## What to work on
Leave the pictures out and transcribe every record exactly.

## Information provided
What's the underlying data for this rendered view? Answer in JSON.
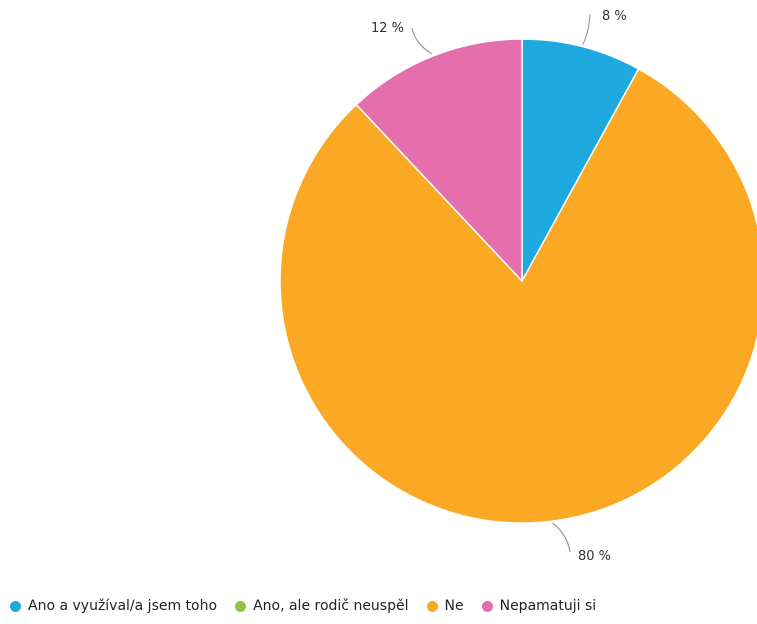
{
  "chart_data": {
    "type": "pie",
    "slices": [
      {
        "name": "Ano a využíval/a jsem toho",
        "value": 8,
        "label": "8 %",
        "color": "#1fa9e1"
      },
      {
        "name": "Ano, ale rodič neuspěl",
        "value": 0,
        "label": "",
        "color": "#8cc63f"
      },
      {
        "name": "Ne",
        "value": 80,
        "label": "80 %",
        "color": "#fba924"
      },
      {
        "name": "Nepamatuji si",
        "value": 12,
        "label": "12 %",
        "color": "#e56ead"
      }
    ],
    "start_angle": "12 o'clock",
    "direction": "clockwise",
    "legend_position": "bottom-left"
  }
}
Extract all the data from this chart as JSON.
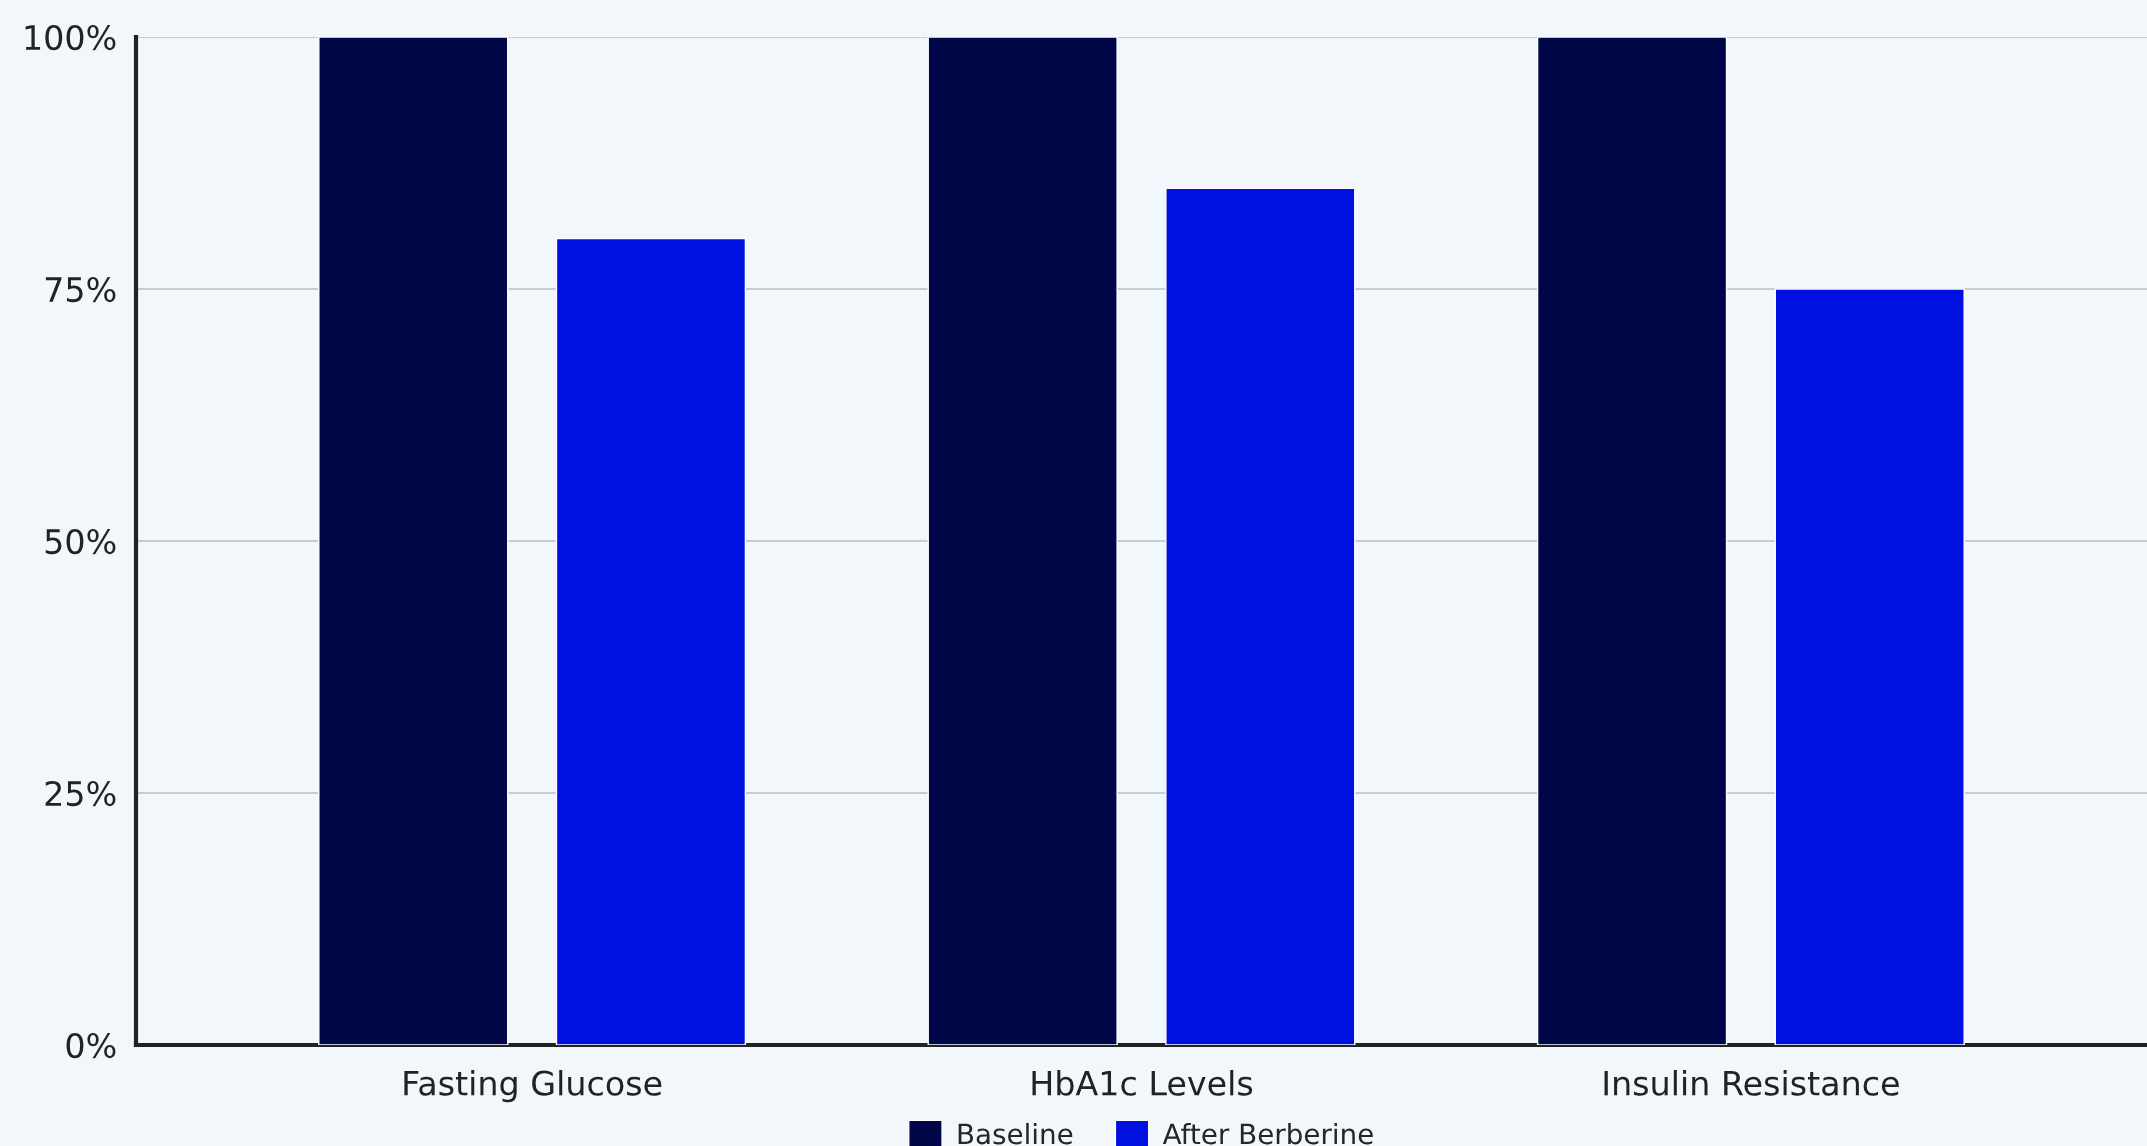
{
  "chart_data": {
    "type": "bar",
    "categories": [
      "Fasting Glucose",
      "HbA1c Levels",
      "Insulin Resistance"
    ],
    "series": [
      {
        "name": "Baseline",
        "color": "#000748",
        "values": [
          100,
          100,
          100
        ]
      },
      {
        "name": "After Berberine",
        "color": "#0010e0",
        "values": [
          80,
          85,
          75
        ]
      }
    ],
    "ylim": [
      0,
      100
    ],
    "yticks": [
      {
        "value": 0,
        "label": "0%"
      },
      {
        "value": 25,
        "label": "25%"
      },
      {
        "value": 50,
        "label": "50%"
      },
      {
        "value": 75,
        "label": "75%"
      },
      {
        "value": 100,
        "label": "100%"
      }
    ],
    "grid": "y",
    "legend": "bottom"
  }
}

## Exercise result
What's the underlying data for this rendered view? Answer in JSON.
{
  "chart_data": {
    "type": "pie",
    "slices": [
      {
        "name": "Ano a využíval/a jsem toho",
        "value": 8,
        "label": "8 %",
        "color": "#1fa9e1"
      },
      {
        "name": "Ano, ale rodič neuspěl",
        "value": 0,
        "label": "",
        "color": "#8cc63f"
      },
      {
        "name": "Ne",
        "value": 80,
        "label": "80 %",
        "color": "#fba924"
      },
      {
        "name": "Nepamatuji si",
        "value": 12,
        "label": "12 %",
        "color": "#e56ead"
      }
    ],
    "start_angle": "12 o'clock",
    "direction": "clockwise",
    "legend_position": "bottom-left"
  }
}
Extract all the data from this chart as JSON.
{
  "chart_data": {
    "type": "bar",
    "categories": [
      "Fasting Glucose",
      "HbA1c Levels",
      "Insulin Resistance"
    ],
    "series": [
      {
        "name": "Baseline",
        "color": "#000748",
        "values": [
          100,
          100,
          100
        ]
      },
      {
        "name": "After Berberine",
        "color": "#0010e0",
        "values": [
          80,
          85,
          75
        ]
      }
    ],
    "ylim": [
      0,
      100
    ],
    "yticks": [
      {
        "value": 0,
        "label": "0%"
      },
      {
        "value": 25,
        "label": "25%"
      },
      {
        "value": 50,
        "label": "50%"
      },
      {
        "value": 75,
        "label": "75%"
      },
      {
        "value": 100,
        "label": "100%"
      }
    ],
    "grid": "y",
    "legend": "bottom"
  }
}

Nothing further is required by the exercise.